*** Opening of AVAILABLE DATA ***

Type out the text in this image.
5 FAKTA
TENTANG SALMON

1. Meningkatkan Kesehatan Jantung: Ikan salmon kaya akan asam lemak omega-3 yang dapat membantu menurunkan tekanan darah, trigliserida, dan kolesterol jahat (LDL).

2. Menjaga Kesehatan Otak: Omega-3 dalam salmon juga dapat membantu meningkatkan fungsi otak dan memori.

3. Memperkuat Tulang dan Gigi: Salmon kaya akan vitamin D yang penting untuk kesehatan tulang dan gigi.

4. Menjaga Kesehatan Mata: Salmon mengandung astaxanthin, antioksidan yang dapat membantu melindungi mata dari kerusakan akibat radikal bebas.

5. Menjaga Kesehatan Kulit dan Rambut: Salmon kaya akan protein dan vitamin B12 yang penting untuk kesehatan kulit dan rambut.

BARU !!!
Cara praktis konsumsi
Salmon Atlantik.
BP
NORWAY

*** Close of AVAILABLE DATA ***

**ABOUT THIS EXERCISE**: Only a number is expected here: the tally of lines above that contain "dapat". Please write nothing more.

**SOLUTION BELOW**: 3